• YOUR INSTRUCTIONS:
Filter the data below for the string "JSON" and copy each matching line.
---------- MATERIAL FOR THE TASK
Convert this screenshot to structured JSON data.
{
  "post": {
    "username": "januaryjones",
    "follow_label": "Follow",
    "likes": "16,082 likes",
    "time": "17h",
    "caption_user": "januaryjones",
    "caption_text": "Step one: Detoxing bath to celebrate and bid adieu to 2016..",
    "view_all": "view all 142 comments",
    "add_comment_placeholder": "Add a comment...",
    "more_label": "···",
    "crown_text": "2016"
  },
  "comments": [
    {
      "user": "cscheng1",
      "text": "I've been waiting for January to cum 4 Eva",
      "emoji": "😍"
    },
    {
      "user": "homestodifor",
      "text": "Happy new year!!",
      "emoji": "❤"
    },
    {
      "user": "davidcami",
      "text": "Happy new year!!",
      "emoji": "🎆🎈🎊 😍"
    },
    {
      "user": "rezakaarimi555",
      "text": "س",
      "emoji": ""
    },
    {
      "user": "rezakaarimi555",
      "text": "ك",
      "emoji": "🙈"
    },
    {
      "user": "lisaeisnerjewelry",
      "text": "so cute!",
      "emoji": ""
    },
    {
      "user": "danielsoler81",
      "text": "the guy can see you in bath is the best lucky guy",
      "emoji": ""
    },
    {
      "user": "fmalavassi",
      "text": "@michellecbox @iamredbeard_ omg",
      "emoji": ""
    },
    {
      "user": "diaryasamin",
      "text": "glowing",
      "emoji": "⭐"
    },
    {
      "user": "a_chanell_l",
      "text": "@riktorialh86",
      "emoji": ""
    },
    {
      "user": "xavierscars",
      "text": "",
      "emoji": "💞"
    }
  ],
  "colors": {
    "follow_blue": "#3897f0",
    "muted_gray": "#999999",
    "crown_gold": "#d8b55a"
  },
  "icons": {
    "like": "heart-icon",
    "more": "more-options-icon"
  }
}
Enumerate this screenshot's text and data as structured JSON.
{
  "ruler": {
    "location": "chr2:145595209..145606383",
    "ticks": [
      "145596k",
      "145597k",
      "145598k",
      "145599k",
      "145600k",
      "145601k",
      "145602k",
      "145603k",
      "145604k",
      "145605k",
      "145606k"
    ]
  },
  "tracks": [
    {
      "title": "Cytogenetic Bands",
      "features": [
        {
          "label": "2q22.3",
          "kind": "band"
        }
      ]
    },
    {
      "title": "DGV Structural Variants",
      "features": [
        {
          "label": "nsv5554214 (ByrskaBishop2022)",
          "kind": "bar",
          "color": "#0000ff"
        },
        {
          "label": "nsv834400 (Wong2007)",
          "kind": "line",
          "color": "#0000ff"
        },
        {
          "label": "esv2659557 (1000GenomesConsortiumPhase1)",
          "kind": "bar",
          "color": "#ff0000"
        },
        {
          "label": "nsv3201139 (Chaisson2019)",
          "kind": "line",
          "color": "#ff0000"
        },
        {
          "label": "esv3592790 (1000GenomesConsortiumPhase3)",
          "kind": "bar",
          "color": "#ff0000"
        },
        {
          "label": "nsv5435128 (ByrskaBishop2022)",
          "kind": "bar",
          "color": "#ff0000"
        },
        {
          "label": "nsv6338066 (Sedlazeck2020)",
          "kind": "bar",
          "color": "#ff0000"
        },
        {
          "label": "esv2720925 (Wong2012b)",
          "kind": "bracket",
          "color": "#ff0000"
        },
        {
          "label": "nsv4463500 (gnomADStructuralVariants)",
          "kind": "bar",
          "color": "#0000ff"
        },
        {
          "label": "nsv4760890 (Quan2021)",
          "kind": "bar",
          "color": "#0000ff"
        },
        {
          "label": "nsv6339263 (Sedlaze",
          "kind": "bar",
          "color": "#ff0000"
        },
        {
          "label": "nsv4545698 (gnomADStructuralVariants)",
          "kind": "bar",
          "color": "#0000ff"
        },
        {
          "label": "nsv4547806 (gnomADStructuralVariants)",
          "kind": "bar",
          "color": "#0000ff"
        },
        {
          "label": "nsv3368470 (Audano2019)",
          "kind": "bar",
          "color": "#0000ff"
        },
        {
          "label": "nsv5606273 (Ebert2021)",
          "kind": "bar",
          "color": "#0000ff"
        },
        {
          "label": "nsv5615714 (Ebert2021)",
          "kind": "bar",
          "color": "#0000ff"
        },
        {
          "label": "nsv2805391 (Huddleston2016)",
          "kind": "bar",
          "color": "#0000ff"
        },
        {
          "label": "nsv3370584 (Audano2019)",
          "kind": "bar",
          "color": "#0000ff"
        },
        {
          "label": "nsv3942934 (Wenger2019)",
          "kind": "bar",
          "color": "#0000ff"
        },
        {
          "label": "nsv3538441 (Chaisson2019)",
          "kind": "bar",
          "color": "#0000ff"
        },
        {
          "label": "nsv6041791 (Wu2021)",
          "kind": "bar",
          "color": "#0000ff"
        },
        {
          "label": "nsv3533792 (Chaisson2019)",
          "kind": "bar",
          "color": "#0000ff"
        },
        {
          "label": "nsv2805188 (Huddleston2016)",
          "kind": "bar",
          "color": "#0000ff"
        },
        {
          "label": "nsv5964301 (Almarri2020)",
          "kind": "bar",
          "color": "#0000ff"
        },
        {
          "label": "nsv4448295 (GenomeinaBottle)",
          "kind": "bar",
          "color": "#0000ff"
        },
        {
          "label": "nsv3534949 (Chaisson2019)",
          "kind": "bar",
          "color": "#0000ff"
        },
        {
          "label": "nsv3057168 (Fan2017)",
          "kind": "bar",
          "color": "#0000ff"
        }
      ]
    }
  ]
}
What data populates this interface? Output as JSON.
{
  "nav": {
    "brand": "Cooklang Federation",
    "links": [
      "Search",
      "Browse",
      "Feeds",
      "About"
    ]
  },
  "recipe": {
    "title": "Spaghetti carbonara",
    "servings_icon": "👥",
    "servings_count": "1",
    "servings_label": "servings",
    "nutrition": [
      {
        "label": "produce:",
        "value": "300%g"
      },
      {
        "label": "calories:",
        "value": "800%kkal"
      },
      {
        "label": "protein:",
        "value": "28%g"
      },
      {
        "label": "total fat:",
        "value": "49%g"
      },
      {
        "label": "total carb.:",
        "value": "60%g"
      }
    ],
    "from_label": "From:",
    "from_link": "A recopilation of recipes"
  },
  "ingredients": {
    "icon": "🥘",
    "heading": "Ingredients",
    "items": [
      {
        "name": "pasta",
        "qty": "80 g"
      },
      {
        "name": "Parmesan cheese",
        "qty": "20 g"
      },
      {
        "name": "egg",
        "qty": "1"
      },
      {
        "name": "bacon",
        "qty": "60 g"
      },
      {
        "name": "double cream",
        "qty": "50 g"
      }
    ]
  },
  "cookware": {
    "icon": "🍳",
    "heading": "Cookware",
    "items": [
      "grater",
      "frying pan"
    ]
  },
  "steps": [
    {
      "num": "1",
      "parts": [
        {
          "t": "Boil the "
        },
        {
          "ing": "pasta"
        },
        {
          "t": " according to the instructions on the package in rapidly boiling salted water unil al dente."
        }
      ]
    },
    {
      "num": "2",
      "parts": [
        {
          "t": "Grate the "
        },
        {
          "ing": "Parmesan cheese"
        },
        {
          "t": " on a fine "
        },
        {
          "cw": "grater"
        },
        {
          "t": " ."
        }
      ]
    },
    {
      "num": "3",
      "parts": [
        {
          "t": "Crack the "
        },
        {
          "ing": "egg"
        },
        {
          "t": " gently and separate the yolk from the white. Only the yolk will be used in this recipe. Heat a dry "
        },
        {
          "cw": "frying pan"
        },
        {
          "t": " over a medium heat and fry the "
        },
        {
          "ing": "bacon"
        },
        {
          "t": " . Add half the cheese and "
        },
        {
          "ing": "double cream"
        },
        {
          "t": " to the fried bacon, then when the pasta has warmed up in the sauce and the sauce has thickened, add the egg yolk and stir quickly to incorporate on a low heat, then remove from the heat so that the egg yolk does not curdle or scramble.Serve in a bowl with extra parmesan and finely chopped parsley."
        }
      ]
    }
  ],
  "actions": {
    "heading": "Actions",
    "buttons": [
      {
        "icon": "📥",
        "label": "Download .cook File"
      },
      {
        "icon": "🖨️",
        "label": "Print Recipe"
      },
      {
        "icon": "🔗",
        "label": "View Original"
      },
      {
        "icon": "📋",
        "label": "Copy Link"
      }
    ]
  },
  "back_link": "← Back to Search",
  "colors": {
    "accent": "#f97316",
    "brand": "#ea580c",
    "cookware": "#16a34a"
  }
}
--------------------
• ANSWER TO THIS EXERCISE:
Convert this screenshot to structured JSON data.
Enumerate this screenshot's text and data as structured JSON.
What data populates this interface? Output as JSON.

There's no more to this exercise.